* **Work to complete**: Where the string "coahuila" occurs in the material below, report the whole line.

* **Data for this exercise**:
▼▼▼
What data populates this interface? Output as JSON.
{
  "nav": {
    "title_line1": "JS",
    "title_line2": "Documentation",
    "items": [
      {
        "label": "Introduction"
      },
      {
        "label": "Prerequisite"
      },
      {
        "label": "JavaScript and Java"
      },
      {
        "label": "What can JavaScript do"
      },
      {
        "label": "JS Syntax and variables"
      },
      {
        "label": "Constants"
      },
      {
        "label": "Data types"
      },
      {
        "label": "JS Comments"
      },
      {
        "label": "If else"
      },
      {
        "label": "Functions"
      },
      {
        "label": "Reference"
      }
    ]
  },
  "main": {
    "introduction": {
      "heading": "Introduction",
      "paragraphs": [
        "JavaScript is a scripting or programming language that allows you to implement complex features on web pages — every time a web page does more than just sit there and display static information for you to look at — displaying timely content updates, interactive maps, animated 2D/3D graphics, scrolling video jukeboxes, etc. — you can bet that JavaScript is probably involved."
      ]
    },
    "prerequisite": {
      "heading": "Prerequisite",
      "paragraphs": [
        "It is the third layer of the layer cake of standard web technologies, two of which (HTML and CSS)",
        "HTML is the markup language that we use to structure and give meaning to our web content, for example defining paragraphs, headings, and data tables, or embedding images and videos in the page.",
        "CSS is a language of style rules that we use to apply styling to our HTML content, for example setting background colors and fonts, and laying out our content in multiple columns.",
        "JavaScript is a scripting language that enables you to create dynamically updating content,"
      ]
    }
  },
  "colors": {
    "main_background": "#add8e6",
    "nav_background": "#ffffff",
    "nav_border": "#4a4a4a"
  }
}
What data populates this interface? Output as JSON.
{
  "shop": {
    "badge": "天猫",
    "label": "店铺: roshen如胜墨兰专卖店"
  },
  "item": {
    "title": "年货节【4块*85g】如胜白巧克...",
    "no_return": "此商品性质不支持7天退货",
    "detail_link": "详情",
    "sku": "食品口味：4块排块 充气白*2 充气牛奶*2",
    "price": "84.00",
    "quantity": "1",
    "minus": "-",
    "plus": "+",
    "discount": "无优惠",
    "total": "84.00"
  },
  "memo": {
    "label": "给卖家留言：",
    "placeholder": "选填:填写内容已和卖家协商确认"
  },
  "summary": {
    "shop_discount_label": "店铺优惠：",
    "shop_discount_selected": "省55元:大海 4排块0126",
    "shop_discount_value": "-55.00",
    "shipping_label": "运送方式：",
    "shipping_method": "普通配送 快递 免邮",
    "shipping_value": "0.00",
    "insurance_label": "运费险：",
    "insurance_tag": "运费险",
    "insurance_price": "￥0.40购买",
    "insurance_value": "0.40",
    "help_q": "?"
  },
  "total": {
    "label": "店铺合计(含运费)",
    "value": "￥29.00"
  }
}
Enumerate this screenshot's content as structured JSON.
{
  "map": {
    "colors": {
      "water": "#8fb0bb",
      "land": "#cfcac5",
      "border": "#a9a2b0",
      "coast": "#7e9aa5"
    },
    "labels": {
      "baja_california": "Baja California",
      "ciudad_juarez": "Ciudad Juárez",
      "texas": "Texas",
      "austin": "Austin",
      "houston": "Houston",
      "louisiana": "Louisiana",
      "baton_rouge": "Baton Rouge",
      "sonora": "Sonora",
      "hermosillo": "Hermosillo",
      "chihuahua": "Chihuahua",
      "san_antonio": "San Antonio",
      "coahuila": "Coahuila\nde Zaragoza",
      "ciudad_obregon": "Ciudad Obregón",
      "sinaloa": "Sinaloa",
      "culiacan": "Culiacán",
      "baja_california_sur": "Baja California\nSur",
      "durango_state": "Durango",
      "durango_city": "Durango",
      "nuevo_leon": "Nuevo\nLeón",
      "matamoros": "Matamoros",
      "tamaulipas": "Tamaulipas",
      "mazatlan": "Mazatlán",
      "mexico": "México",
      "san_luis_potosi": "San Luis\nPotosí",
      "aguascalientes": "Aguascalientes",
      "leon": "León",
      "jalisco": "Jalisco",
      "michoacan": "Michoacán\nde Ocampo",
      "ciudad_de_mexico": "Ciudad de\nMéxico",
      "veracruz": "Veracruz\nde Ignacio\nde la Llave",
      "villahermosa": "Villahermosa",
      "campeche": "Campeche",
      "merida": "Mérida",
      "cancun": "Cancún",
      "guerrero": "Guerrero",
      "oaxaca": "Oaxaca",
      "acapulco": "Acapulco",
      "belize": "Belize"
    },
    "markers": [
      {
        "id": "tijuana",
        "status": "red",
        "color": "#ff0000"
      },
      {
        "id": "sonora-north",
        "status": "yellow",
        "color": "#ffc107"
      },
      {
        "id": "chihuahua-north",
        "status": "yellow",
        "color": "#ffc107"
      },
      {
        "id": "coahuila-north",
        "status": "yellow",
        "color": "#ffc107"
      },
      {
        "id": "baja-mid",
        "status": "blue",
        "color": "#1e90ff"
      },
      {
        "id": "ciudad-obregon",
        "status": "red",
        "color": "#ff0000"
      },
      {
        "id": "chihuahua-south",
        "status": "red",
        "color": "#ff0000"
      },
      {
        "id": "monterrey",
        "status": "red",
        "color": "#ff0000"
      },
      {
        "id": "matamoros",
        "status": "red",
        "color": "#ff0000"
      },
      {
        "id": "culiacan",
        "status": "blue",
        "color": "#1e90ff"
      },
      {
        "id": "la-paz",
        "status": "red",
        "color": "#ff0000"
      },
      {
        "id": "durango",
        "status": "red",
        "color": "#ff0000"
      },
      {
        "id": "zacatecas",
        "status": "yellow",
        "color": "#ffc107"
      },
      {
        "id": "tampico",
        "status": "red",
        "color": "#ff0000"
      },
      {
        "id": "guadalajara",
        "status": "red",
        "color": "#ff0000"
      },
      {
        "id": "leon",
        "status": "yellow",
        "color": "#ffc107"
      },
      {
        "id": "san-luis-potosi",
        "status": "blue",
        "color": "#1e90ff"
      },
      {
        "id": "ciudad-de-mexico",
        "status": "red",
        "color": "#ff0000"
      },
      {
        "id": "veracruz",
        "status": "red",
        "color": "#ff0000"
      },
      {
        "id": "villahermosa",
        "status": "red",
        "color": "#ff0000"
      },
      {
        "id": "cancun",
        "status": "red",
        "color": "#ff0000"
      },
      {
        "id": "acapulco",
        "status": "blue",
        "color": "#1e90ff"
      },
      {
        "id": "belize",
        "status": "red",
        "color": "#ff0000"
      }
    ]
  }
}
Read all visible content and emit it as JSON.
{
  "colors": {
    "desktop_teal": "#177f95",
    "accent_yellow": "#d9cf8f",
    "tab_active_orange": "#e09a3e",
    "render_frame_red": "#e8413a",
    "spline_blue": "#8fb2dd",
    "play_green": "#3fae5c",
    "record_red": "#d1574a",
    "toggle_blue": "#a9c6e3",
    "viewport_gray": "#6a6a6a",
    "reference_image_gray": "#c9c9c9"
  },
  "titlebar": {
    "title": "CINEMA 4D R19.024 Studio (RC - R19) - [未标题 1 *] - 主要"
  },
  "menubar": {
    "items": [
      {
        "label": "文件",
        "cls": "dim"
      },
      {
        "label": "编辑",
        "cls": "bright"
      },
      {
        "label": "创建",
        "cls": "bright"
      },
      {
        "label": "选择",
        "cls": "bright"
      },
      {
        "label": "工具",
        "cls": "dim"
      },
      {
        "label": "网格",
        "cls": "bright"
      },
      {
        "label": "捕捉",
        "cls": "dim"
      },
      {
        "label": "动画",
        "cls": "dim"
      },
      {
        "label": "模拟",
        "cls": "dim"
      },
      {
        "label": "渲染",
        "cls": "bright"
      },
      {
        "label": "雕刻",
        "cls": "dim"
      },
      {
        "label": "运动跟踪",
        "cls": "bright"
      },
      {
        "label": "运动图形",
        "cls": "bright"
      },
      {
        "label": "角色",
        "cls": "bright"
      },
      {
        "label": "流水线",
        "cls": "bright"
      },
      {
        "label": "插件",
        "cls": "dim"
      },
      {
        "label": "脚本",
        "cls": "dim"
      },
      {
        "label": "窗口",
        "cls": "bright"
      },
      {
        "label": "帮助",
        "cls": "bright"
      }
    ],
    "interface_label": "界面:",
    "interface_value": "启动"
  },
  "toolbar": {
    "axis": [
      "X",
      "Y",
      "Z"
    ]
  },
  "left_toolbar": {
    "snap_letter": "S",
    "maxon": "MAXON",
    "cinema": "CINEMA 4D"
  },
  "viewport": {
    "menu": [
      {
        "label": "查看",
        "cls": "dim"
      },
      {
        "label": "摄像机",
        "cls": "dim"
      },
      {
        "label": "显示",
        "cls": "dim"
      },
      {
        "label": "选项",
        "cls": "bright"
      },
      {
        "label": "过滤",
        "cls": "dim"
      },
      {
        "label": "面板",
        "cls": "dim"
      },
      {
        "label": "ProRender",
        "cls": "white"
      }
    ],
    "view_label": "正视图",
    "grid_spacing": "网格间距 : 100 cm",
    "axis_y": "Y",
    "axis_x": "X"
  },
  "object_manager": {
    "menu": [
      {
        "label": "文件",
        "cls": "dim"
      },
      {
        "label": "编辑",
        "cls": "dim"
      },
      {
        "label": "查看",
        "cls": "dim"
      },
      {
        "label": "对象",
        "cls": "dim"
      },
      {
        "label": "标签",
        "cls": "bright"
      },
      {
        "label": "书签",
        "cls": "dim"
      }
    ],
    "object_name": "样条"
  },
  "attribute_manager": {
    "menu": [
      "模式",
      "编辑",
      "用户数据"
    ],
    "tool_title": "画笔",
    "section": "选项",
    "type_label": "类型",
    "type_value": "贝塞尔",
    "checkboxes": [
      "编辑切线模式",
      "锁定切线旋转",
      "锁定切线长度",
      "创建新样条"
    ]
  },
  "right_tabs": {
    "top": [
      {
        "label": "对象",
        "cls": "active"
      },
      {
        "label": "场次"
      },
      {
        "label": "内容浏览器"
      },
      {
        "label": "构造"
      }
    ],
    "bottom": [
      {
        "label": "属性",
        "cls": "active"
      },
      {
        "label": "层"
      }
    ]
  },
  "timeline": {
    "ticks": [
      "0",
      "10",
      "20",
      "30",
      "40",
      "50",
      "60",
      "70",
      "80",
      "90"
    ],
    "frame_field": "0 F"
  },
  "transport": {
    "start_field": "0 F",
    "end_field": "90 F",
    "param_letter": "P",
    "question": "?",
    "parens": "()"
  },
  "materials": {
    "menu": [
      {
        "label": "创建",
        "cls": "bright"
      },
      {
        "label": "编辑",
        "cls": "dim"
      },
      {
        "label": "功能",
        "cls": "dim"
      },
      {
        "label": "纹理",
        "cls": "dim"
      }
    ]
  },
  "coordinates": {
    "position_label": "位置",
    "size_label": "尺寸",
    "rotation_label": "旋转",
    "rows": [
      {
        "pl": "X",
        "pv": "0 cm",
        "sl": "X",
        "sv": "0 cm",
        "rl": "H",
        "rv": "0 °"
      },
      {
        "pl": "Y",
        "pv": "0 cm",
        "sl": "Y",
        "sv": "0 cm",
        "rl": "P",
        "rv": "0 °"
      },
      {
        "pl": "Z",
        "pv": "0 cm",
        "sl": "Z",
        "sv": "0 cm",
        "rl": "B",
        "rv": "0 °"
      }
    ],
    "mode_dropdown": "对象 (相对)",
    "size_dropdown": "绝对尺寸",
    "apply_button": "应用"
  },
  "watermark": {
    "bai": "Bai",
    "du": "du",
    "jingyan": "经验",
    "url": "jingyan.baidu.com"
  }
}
▲▲▲
* **In response**:
      "coahuila": "Coahuila\nde Zaragoza",
        "id": "coahuila-north",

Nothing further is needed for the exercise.